Task objective = Gather all lines in the data that hold the string "this".

Source records =
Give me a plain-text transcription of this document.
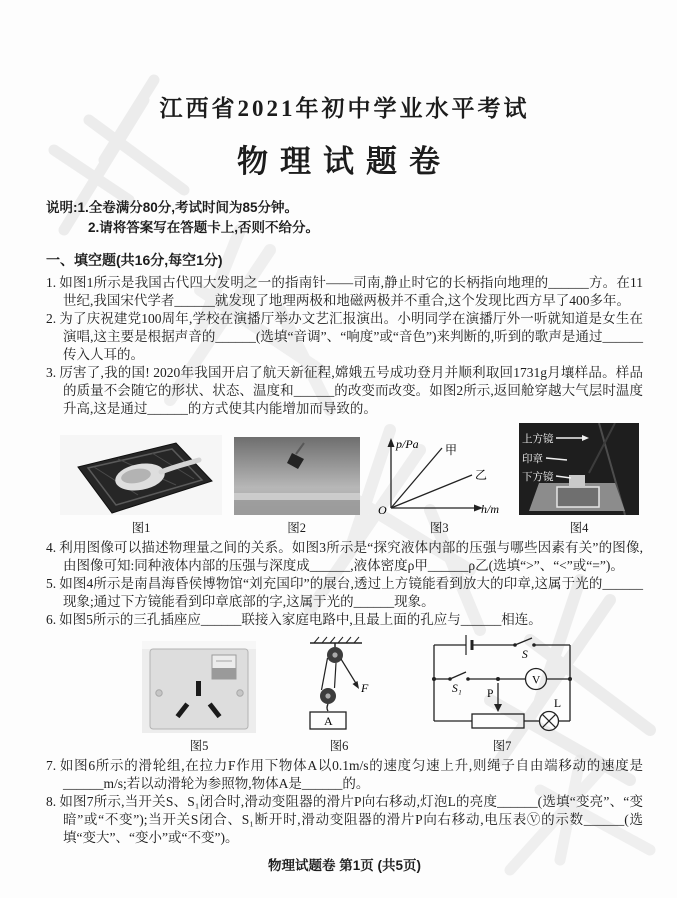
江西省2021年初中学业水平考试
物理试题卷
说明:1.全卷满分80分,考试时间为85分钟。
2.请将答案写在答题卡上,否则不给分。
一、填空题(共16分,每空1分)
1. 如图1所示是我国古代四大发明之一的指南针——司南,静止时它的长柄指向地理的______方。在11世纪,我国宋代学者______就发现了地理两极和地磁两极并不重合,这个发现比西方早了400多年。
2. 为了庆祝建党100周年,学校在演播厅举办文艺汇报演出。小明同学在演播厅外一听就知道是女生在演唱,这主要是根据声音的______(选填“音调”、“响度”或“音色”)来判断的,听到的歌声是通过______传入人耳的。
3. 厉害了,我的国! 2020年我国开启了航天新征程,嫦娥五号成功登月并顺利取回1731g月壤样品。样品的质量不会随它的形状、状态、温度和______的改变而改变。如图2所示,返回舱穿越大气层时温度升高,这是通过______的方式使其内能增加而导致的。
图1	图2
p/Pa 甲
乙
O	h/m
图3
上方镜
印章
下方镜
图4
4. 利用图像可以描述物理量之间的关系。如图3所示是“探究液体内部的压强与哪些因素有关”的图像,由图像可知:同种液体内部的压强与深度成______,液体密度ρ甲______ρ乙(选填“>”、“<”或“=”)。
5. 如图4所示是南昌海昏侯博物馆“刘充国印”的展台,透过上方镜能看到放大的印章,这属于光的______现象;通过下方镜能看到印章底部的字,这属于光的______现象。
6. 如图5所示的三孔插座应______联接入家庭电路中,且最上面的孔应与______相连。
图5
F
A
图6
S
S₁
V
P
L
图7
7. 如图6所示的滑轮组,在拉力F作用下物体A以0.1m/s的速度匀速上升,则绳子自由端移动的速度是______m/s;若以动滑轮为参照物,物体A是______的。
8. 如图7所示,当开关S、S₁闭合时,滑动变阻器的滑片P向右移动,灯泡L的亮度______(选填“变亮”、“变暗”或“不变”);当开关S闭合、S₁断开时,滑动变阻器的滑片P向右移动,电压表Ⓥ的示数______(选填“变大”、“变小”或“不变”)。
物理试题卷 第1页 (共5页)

--

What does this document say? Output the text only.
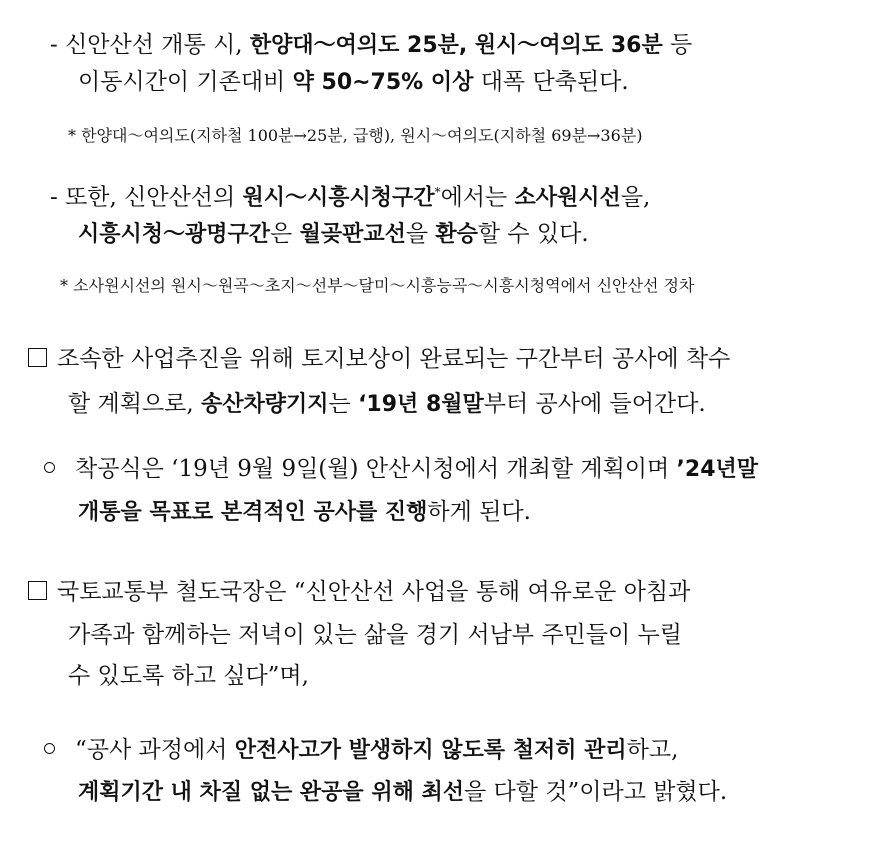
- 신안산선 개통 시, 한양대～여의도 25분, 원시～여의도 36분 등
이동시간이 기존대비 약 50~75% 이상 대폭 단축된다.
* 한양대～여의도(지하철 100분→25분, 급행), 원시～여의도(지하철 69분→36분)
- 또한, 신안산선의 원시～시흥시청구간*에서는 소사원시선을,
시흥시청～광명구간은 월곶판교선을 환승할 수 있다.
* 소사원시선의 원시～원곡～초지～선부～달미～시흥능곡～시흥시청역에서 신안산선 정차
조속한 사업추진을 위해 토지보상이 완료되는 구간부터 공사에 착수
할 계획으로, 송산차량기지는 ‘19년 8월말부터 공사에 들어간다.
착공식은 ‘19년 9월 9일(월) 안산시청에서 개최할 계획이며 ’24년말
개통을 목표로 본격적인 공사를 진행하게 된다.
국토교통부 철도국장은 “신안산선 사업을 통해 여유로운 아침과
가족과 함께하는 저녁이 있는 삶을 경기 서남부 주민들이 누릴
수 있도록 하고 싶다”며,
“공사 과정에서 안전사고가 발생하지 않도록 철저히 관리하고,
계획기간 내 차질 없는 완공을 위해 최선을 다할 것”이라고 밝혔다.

Answer to the task =
Give me a plain-text transcription of this document.
What does this document say? Output the text only.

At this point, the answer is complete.